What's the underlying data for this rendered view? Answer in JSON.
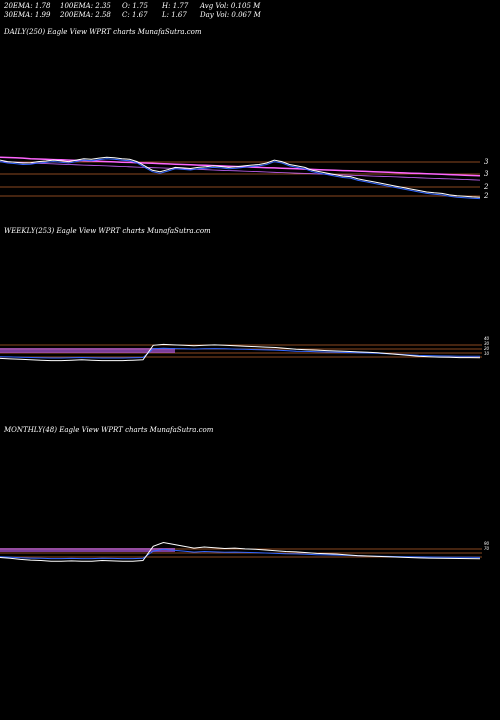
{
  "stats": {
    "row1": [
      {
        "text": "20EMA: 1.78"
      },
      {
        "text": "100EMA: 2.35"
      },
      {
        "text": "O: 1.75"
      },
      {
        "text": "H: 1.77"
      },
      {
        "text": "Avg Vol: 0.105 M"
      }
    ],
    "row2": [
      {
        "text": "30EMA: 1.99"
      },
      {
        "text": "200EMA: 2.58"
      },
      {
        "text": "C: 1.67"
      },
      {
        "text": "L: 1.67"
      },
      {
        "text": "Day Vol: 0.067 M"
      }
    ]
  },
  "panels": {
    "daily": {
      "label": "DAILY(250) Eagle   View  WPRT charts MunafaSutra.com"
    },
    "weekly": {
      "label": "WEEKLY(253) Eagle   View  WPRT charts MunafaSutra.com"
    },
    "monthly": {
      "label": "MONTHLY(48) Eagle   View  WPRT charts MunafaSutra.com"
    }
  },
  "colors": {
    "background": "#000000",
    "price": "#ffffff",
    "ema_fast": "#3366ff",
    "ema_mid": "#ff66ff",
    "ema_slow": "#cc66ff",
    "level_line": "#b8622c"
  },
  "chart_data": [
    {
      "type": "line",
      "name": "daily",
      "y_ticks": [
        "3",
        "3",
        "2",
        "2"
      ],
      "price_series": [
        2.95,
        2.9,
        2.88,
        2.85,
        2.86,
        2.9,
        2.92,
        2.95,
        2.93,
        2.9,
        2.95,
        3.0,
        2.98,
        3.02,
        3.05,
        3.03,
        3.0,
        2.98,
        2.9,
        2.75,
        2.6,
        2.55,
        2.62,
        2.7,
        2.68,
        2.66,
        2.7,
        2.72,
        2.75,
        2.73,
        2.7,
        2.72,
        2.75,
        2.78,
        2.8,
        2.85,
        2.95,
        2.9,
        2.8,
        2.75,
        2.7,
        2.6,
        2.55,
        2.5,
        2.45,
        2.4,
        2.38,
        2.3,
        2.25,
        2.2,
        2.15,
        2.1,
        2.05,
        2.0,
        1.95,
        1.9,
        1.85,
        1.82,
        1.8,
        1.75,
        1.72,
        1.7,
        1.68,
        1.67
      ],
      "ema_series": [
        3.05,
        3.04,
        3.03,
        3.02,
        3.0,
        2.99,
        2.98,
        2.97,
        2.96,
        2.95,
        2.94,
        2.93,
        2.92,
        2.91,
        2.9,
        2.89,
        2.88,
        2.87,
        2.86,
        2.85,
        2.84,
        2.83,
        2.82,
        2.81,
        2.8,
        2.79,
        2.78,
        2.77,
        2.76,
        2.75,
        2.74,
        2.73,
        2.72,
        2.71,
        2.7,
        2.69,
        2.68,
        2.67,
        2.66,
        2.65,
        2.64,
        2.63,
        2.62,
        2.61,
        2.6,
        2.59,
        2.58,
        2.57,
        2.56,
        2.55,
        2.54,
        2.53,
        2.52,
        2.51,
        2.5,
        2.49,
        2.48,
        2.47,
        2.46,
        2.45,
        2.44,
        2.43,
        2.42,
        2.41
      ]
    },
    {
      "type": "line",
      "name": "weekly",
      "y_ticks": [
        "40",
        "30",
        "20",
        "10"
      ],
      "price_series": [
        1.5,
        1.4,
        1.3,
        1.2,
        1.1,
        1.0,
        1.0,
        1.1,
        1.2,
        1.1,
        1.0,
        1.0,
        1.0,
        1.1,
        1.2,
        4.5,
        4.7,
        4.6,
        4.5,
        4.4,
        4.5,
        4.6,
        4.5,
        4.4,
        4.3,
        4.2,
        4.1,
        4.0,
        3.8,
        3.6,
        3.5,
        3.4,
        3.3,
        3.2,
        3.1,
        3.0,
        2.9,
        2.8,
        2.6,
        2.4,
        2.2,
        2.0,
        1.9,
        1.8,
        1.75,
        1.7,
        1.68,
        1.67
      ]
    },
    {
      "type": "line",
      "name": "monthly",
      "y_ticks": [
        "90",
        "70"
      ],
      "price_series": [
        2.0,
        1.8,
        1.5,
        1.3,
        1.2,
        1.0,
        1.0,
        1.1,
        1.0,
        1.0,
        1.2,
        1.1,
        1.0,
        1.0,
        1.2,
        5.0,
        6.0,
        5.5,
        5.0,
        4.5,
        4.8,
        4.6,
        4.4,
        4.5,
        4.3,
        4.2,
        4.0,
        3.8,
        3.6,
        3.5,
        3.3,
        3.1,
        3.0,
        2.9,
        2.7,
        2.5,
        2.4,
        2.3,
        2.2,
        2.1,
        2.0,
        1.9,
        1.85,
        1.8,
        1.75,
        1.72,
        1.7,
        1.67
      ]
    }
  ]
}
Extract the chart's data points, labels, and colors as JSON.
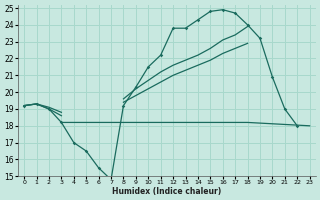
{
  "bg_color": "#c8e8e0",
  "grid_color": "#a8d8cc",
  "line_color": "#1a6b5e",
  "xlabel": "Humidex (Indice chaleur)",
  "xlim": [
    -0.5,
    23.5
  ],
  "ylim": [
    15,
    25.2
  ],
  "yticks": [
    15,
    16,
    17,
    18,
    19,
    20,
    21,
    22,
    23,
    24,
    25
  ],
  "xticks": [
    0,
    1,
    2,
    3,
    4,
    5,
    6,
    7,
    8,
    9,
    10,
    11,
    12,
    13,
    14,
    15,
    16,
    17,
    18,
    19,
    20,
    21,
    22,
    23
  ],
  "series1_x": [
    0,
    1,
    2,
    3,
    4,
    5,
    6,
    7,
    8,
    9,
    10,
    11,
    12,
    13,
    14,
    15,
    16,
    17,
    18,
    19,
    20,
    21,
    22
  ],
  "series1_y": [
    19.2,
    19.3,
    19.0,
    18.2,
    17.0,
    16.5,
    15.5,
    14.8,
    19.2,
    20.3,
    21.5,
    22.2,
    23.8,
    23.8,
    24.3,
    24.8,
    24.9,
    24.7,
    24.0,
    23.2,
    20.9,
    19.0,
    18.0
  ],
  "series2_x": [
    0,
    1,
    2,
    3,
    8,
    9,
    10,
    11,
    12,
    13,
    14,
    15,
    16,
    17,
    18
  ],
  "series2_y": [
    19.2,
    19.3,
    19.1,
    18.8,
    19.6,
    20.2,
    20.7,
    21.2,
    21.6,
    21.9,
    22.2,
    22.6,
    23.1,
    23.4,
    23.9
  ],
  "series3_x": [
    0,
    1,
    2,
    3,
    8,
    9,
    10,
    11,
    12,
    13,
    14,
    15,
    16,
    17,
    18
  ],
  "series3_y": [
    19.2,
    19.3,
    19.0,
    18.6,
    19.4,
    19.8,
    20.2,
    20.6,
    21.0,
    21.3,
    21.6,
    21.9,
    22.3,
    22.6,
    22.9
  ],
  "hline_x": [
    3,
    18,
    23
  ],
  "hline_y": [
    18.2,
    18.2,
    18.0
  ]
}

- - -

- **Exercise aim**:
Leave the images out and output the remaining material exactly as it stands.

- **Written answer**:
What's the underlying data for this rendered view? Answer in JSON.
{
  "stats": {
    "row1": [
      {
        "text": "20EMA: 1.78"
      },
      {
        "text": "100EMA: 2.35"
      },
      {
        "text": "O: 1.75"
      },
      {
        "text": "H: 1.77"
      },
      {
        "text": "Avg Vol: 0.105 M"
      }
    ],
    "row2": [
      {
        "text": "30EMA: 1.99"
      },
      {
        "text": "200EMA: 2.58"
      },
      {
        "text": "C: 1.67"
      },
      {
        "text": "L: 1.67"
      },
      {
        "text": "Day Vol: 0.067 M"
      }
    ]
  },
  "panels": {
    "daily": {
      "label": "DAILY(250) Eagle   View  WPRT charts MunafaSutra.com"
    },
    "weekly": {
      "label": "WEEKLY(253) Eagle   View  WPRT charts MunafaSutra.com"
    },
    "monthly": {
      "label": "MONTHLY(48) Eagle   View  WPRT charts MunafaSutra.com"
    }
  },
  "colors": {
    "background": "#000000",
    "price": "#ffffff",
    "ema_fast": "#3366ff",
    "ema_mid": "#ff66ff",
    "ema_slow": "#cc66ff",
    "level_line": "#b8622c"
  },
  "chart_data": [
    {
      "type": "line",
      "name": "daily",
      "y_ticks": [
        "3",
        "3",
        "2",
        "2"
      ],
      "price_series": [
        2.95,
        2.9,
        2.88,
        2.85,
        2.86,
        2.9,
        2.92,
        2.95,
        2.93,
        2.9,
        2.95,
        3.0,
        2.98,
        3.02,
        3.05,
        3.03,
        3.0,
        2.98,
        2.9,
        2.75,
        2.6,
        2.55,
        2.62,
        2.7,
        2.68,
        2.66,
        2.7,
        2.72,
        2.75,
        2.73,
        2.7,
        2.72,
        2.75,
        2.78,
        2.8,
        2.85,
        2.95,
        2.9,
        2.8,
        2.75,
        2.7,
        2.6,
        2.55,
        2.5,
        2.45,
        2.4,
        2.38,
        2.3,
        2.25,
        2.2,
        2.15,
        2.1,
        2.05,
        2.0,
        1.95,
        1.9,
        1.85,
        1.82,
        1.8,
        1.75,
        1.72,
        1.7,
        1.68,
        1.67
      ],
      "ema_series": [
        3.05,
        3.04,
        3.03,
        3.02,
        3.0,
        2.99,
        2.98,
        2.97,
        2.96,
        2.95,
        2.94,
        2.93,
        2.92,
        2.91,
        2.9,
        2.89,
        2.88,
        2.87,
        2.86,
        2.85,
        2.84,
        2.83,
        2.82,
        2.81,
        2.8,
        2.79,
        2.78,
        2.77,
        2.76,
        2.75,
        2.74,
        2.73,
        2.72,
        2.71,
        2.7,
        2.69,
        2.68,
        2.67,
        2.66,
        2.65,
        2.64,
        2.63,
        2.62,
        2.61,
        2.6,
        2.59,
        2.58,
        2.57,
        2.56,
        2.55,
        2.54,
        2.53,
        2.52,
        2.51,
        2.5,
        2.49,
        2.48,
        2.47,
        2.46,
        2.45,
        2.44,
        2.43,
        2.42,
        2.41
      ]
    },
    {
      "type": "line",
      "name": "weekly",
      "y_ticks": [
        "40",
        "30",
        "20",
        "10"
      ],
      "price_series": [
        1.5,
        1.4,
        1.3,
        1.2,
        1.1,
        1.0,
        1.0,
        1.1,
        1.2,
        1.1,
        1.0,
        1.0,
        1.0,
        1.1,
        1.2,
        4.5,
        4.7,
        4.6,
        4.5,
        4.4,
        4.5,
        4.6,
        4.5,
        4.4,
        4.3,
        4.2,
        4.1,
        4.0,
        3.8,
        3.6,
        3.5,
        3.4,
        3.3,
        3.2,
        3.1,
        3.0,
        2.9,
        2.8,
        2.6,
        2.4,
        2.2,
        2.0,
        1.9,
        1.8,
        1.75,
        1.7,
        1.68,
        1.67
      ]
    },
    {
      "type": "line",
      "name": "monthly",
      "y_ticks": [
        "90",
        "70"
      ],
      "price_series": [
        2.0,
        1.8,
        1.5,
        1.3,
        1.2,
        1.0,
        1.0,
        1.1,
        1.0,
        1.0,
        1.2,
        1.1,
        1.0,
        1.0,
        1.2,
        5.0,
        6.0,
        5.5,
        5.0,
        4.5,
        4.8,
        4.6,
        4.4,
        4.5,
        4.3,
        4.2,
        4.0,
        3.8,
        3.6,
        3.5,
        3.3,
        3.1,
        3.0,
        2.9,
        2.7,
        2.5,
        2.4,
        2.3,
        2.2,
        2.1,
        2.0,
        1.9,
        1.85,
        1.8,
        1.75,
        1.72,
        1.7,
        1.67
      ]
    }
  ]
}
Extract the chart's data points, labels, and colors as JSON.
{
  "bg_color": "#c8e8e0",
  "grid_color": "#a8d8cc",
  "line_color": "#1a6b5e",
  "xlabel": "Humidex (Indice chaleur)",
  "xlim": [
    -0.5,
    23.5
  ],
  "ylim": [
    15,
    25.2
  ],
  "yticks": [
    15,
    16,
    17,
    18,
    19,
    20,
    21,
    22,
    23,
    24,
    25
  ],
  "xticks": [
    0,
    1,
    2,
    3,
    4,
    5,
    6,
    7,
    8,
    9,
    10,
    11,
    12,
    13,
    14,
    15,
    16,
    17,
    18,
    19,
    20,
    21,
    22,
    23
  ],
  "series1_x": [
    0,
    1,
    2,
    3,
    4,
    5,
    6,
    7,
    8,
    9,
    10,
    11,
    12,
    13,
    14,
    15,
    16,
    17,
    18,
    19,
    20,
    21,
    22
  ],
  "series1_y": [
    19.2,
    19.3,
    19.0,
    18.2,
    17.0,
    16.5,
    15.5,
    14.8,
    19.2,
    20.3,
    21.5,
    22.2,
    23.8,
    23.8,
    24.3,
    24.8,
    24.9,
    24.7,
    24.0,
    23.2,
    20.9,
    19.0,
    18.0
  ],
  "series2_x": [
    0,
    1,
    2,
    3,
    8,
    9,
    10,
    11,
    12,
    13,
    14,
    15,
    16,
    17,
    18
  ],
  "series2_y": [
    19.2,
    19.3,
    19.1,
    18.8,
    19.6,
    20.2,
    20.7,
    21.2,
    21.6,
    21.9,
    22.2,
    22.6,
    23.1,
    23.4,
    23.9
  ],
  "series3_x": [
    0,
    1,
    2,
    3,
    8,
    9,
    10,
    11,
    12,
    13,
    14,
    15,
    16,
    17,
    18
  ],
  "series3_y": [
    19.2,
    19.3,
    19.0,
    18.6,
    19.4,
    19.8,
    20.2,
    20.6,
    21.0,
    21.3,
    21.6,
    21.9,
    22.3,
    22.6,
    22.9
  ],
  "hline_x": [
    3,
    18,
    23
  ],
  "hline_y": [
    18.2,
    18.2,
    18.0
  ]
}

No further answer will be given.